• [Problem description]
Make an exact copy of the lines, leaving the pictures out.

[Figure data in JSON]
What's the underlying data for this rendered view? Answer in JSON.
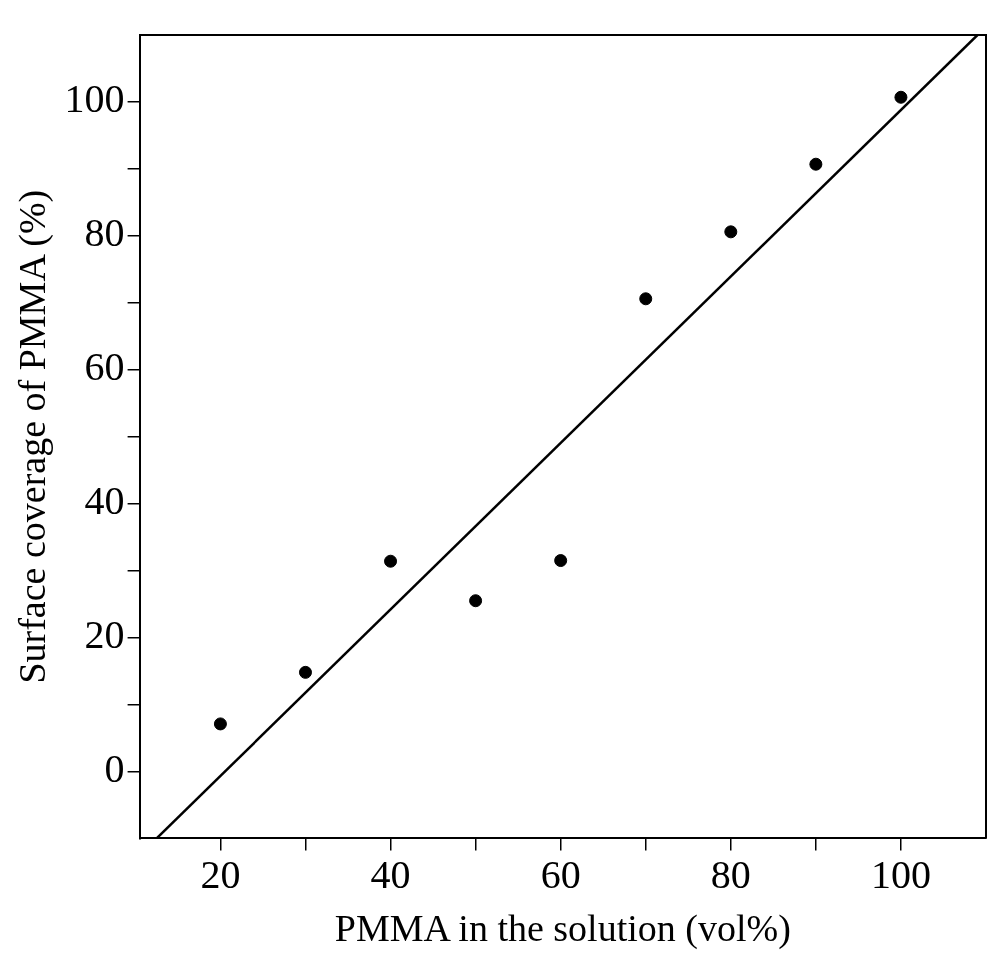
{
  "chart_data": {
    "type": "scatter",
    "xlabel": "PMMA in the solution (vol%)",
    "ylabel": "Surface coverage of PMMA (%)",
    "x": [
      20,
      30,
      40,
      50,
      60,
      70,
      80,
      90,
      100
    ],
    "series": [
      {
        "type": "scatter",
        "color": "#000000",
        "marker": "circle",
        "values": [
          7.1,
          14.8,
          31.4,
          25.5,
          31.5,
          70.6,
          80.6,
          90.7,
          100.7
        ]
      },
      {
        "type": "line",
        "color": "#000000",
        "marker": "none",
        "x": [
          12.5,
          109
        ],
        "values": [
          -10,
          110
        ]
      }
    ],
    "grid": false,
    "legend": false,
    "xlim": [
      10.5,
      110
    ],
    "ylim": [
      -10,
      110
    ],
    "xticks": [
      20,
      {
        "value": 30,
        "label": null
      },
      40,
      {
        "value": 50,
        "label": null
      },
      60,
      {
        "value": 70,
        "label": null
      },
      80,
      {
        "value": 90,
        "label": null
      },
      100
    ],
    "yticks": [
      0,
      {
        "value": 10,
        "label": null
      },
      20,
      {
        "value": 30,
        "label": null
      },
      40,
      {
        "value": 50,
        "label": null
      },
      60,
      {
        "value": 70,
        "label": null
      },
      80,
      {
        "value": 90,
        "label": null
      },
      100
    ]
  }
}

• [Solution to the problem]
What's the underlying data for this rendered view? Answer in JSON.
{
  "chart_data": {
    "type": "scatter",
    "xlabel": "PMMA in the solution (vol%)",
    "ylabel": "Surface coverage of PMMA (%)",
    "x": [
      20,
      30,
      40,
      50,
      60,
      70,
      80,
      90,
      100
    ],
    "series": [
      {
        "type": "scatter",
        "color": "#000000",
        "marker": "circle",
        "values": [
          7.1,
          14.8,
          31.4,
          25.5,
          31.5,
          70.6,
          80.6,
          90.7,
          100.7
        ]
      },
      {
        "type": "line",
        "color": "#000000",
        "marker": "none",
        "x": [
          12.5,
          109
        ],
        "values": [
          -10,
          110
        ]
      }
    ],
    "grid": false,
    "legend": false,
    "xlim": [
      10.5,
      110
    ],
    "ylim": [
      -10,
      110
    ],
    "xticks": [
      20,
      {
        "value": 30,
        "label": null
      },
      40,
      {
        "value": 50,
        "label": null
      },
      60,
      {
        "value": 70,
        "label": null
      },
      80,
      {
        "value": 90,
        "label": null
      },
      100
    ],
    "yticks": [
      0,
      {
        "value": 10,
        "label": null
      },
      20,
      {
        "value": 30,
        "label": null
      },
      40,
      {
        "value": 50,
        "label": null
      },
      60,
      {
        "value": 70,
        "label": null
      },
      80,
      {
        "value": 90,
        "label": null
      },
      100
    ]
  }
}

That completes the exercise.